**DIRECTIVE:** Go through the entries below and collect each line with the string "WACCM" in it.

**PROVIDED DATA:**
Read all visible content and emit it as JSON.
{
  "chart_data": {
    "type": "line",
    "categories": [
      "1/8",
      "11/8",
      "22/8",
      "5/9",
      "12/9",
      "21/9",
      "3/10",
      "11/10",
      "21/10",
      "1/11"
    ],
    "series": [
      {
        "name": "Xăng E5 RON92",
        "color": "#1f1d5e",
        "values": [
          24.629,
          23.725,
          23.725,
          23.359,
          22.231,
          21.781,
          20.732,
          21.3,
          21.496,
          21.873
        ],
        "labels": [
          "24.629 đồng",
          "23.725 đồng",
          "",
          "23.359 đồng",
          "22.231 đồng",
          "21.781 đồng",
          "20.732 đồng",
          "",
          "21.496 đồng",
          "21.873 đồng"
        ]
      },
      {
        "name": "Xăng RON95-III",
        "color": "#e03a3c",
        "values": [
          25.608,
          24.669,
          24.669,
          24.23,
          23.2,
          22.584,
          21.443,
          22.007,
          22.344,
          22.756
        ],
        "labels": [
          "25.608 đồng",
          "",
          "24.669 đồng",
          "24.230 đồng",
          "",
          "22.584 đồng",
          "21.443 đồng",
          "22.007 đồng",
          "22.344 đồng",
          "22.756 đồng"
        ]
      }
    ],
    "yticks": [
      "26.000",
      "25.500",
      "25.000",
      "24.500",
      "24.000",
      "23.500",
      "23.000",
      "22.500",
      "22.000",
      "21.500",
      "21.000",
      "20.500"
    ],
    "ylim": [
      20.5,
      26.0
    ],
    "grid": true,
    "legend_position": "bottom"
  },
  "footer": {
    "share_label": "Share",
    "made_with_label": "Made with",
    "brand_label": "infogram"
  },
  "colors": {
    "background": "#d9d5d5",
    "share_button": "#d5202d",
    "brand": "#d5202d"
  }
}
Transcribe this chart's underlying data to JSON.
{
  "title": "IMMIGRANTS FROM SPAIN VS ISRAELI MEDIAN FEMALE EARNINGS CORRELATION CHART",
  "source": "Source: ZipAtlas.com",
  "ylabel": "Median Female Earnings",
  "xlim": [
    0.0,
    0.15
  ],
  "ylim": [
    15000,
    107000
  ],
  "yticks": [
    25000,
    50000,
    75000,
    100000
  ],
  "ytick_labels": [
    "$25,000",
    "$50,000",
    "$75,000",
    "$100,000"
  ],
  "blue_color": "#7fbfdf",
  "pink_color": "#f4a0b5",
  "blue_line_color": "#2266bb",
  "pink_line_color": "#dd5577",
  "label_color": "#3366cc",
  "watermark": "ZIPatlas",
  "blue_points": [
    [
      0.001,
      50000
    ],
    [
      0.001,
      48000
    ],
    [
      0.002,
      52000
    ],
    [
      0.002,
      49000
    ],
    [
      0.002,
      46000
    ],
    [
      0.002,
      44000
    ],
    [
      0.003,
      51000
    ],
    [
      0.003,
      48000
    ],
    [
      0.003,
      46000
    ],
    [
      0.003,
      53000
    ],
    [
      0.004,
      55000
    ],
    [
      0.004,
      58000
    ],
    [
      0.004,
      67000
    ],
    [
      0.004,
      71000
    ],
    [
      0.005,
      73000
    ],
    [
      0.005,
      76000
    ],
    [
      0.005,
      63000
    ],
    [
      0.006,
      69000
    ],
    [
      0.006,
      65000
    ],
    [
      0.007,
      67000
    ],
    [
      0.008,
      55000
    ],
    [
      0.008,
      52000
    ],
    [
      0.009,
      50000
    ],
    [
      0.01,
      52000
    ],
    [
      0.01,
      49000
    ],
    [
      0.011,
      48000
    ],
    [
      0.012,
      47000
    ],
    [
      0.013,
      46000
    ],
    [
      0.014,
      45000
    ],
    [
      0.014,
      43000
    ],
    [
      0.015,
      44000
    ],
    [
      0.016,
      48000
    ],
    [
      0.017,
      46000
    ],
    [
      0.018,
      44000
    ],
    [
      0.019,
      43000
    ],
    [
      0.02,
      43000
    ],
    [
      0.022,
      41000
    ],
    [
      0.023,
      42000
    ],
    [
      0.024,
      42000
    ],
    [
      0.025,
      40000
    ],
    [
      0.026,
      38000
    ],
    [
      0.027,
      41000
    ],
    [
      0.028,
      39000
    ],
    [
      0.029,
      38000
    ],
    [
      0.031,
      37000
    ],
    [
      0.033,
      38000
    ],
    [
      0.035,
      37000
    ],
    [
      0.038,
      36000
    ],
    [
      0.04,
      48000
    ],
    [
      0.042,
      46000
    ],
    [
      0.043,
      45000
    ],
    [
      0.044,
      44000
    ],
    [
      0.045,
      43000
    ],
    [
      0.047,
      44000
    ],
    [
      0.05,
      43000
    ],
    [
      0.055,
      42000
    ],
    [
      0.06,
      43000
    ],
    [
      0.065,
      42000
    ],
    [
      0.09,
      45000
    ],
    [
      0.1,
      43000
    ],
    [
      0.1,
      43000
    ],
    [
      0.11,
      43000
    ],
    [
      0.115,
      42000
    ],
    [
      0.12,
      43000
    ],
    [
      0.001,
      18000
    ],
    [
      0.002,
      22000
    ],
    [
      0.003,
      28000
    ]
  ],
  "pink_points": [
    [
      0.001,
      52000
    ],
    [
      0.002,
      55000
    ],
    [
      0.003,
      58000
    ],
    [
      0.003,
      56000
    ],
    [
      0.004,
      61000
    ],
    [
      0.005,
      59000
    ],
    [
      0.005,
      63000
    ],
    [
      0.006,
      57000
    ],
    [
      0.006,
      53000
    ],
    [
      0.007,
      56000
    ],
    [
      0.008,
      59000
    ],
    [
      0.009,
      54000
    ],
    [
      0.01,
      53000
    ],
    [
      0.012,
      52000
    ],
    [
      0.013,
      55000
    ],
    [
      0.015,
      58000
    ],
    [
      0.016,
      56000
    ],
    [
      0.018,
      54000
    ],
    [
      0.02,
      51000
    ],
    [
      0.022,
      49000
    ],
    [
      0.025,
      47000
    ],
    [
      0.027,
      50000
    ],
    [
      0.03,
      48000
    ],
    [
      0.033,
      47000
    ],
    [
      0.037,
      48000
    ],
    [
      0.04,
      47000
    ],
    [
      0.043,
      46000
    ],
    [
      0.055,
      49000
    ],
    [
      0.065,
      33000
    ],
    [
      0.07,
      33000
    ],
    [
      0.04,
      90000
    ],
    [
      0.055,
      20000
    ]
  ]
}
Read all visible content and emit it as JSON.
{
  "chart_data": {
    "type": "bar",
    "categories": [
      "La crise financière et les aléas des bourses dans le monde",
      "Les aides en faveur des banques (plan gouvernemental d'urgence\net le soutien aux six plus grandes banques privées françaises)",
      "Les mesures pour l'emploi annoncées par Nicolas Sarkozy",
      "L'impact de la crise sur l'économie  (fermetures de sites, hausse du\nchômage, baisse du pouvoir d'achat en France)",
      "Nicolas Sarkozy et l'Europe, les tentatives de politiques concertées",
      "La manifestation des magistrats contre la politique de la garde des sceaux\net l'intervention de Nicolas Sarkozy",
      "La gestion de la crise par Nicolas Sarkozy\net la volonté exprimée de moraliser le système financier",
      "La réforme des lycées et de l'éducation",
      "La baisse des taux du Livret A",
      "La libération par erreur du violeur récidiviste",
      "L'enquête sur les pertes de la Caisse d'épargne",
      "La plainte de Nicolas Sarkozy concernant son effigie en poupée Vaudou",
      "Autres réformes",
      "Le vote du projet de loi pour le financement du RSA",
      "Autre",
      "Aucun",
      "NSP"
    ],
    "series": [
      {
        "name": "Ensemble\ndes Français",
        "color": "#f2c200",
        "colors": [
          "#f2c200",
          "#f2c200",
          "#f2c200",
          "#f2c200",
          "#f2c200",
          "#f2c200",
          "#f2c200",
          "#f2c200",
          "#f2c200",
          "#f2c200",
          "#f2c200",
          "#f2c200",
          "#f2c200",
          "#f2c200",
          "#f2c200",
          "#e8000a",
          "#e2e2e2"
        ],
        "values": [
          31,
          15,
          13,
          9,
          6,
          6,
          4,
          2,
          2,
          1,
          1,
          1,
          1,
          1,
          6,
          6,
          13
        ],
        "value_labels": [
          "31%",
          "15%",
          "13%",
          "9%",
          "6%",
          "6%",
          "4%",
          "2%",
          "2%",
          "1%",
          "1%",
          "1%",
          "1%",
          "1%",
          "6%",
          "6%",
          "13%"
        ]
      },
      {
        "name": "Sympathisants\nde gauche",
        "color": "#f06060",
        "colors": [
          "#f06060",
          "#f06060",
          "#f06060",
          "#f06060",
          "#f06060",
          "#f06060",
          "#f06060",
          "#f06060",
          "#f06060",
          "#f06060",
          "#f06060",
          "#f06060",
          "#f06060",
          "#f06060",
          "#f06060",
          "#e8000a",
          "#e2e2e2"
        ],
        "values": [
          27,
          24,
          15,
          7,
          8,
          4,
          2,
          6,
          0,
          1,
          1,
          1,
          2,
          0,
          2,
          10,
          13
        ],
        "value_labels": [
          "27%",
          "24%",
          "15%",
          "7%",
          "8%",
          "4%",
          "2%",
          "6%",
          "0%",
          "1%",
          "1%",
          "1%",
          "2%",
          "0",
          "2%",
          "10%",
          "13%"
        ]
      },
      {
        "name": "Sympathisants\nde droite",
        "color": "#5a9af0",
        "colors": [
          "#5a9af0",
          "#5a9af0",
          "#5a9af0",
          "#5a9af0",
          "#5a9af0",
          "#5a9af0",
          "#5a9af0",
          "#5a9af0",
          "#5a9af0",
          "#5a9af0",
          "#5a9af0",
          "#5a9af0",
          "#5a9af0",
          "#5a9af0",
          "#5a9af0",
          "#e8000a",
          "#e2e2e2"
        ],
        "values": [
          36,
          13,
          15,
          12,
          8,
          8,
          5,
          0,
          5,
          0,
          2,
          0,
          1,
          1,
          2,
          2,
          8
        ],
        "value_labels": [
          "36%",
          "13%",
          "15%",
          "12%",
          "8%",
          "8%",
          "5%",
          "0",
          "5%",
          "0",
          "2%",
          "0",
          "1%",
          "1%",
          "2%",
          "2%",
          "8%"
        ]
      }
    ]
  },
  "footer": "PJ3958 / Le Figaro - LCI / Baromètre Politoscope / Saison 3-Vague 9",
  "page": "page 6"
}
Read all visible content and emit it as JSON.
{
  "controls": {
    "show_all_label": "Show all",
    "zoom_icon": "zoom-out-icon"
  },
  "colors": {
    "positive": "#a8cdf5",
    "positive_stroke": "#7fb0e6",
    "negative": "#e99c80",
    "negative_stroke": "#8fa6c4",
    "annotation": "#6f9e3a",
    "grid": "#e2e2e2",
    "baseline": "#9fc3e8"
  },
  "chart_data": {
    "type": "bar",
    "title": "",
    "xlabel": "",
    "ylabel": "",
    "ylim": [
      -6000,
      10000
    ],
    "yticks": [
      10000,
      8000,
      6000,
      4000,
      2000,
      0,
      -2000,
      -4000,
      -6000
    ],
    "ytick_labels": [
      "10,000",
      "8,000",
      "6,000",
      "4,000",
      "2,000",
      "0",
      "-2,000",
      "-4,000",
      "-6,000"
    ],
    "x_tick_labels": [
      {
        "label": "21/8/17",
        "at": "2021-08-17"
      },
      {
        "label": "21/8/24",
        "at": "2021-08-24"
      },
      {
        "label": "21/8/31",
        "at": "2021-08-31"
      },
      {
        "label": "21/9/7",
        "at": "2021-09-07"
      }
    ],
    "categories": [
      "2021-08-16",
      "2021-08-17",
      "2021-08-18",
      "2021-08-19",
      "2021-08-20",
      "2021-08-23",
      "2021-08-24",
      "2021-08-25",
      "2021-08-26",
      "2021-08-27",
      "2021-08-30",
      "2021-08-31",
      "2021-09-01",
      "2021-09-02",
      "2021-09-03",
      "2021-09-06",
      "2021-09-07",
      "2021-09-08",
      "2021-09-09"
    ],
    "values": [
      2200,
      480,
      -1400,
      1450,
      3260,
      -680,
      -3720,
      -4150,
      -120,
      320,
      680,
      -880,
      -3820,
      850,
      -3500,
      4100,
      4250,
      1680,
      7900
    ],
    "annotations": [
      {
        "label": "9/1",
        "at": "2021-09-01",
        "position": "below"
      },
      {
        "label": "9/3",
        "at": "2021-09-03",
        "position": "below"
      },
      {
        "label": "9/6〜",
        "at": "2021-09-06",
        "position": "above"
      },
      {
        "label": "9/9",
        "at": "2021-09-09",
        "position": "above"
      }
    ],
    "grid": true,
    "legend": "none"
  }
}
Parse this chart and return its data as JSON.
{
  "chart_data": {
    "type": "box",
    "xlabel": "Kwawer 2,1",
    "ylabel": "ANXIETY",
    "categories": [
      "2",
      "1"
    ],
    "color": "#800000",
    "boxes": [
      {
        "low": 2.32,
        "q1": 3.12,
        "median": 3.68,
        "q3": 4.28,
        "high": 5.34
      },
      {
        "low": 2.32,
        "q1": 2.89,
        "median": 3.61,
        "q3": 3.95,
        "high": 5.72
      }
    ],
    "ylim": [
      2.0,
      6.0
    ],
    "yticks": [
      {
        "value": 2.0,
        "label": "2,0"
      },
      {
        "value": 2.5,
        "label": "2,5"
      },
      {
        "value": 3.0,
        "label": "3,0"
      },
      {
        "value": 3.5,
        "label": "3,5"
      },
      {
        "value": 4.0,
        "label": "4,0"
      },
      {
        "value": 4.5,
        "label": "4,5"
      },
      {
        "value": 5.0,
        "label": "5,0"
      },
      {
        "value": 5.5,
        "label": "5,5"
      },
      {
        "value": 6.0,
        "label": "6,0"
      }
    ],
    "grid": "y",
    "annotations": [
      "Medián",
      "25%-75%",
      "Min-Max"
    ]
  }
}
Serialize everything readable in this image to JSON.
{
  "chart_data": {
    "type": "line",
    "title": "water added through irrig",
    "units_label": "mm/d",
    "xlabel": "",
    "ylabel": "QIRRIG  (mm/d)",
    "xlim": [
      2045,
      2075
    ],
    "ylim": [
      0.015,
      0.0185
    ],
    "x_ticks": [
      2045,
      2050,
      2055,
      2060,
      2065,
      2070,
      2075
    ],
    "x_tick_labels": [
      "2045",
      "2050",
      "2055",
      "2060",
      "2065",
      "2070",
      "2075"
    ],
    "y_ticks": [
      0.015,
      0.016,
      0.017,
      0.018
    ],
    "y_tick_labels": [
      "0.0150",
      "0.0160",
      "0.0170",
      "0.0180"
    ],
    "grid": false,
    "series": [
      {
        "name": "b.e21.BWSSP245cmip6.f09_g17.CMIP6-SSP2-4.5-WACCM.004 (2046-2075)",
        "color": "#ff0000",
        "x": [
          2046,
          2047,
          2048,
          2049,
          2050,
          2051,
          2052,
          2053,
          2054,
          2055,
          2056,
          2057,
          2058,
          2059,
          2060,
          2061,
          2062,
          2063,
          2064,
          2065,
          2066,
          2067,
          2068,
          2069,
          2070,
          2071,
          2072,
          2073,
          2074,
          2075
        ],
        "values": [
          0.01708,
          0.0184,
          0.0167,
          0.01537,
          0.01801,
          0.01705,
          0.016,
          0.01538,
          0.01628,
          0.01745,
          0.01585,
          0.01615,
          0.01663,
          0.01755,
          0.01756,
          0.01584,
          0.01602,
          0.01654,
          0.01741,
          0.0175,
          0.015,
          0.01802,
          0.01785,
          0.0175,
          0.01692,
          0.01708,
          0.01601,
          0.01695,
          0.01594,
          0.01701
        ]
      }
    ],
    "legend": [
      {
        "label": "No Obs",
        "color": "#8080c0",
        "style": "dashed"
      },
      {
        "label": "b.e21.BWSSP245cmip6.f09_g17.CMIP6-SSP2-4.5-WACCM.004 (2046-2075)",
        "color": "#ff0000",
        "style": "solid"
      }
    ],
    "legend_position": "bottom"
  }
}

**SOLUTION FOR THIS EXERCISE:**
        "name": "b.e21.BWSSP245cmip6.f09_g17.CMIP6-SSP2-4.5-WACCM.004 (2046-2075)",
        "label": "b.e21.BWSSP245cmip6.f09_g17.CMIP6-SSP2-4.5-WACCM.004 (2046-2075)",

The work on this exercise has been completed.